Exercise details -
Scan the data that follows and count the lines with the string "forgot"; answer with the count alone.

--------------------

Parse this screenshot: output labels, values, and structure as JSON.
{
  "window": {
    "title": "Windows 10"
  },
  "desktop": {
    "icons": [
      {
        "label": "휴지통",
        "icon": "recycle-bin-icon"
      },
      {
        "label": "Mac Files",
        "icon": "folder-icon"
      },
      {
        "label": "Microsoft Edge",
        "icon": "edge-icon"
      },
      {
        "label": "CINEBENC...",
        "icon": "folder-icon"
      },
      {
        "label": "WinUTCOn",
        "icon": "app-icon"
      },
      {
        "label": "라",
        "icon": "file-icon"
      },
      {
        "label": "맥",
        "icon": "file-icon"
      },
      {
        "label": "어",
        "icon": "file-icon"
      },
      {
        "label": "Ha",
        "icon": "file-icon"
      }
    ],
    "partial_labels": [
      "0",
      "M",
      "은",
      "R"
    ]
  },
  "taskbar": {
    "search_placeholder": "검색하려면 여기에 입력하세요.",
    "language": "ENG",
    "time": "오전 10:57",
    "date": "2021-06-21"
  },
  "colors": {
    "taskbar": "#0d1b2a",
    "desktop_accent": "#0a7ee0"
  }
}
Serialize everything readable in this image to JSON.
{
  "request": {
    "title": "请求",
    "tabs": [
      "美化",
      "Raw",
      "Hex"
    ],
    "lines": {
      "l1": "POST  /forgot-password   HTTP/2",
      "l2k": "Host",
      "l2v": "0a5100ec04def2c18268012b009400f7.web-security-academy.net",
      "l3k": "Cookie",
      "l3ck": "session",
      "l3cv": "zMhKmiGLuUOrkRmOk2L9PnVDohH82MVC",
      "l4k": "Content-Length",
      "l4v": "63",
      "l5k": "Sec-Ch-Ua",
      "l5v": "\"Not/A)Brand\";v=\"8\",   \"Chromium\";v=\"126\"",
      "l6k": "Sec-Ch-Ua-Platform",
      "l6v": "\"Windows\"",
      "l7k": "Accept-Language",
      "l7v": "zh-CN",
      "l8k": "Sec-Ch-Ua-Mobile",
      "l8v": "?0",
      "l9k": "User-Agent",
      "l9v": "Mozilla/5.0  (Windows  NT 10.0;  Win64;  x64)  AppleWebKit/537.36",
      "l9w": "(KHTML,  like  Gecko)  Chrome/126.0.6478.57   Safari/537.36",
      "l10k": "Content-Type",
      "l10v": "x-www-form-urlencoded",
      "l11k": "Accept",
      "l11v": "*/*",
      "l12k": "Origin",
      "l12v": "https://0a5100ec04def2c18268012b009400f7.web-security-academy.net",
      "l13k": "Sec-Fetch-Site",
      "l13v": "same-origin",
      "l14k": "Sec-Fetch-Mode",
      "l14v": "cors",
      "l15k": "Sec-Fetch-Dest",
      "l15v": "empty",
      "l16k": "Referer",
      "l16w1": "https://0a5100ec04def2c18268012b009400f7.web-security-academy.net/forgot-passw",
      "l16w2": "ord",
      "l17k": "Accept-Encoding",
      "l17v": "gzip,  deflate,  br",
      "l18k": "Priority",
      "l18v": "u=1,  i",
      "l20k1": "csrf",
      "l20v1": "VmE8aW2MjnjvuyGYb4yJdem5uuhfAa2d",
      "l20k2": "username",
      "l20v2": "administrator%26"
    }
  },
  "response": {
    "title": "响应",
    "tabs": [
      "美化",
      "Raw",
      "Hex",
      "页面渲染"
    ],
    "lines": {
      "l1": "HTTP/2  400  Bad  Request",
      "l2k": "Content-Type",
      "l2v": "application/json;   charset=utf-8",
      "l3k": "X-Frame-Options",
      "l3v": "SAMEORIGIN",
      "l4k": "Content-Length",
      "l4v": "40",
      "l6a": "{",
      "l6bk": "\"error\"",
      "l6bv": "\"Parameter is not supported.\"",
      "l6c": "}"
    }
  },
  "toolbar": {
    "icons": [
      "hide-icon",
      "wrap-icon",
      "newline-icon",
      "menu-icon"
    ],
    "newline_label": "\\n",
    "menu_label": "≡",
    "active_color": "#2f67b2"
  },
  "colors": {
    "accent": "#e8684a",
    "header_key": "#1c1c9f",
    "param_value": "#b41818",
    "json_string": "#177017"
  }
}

--------------------

Written response -
2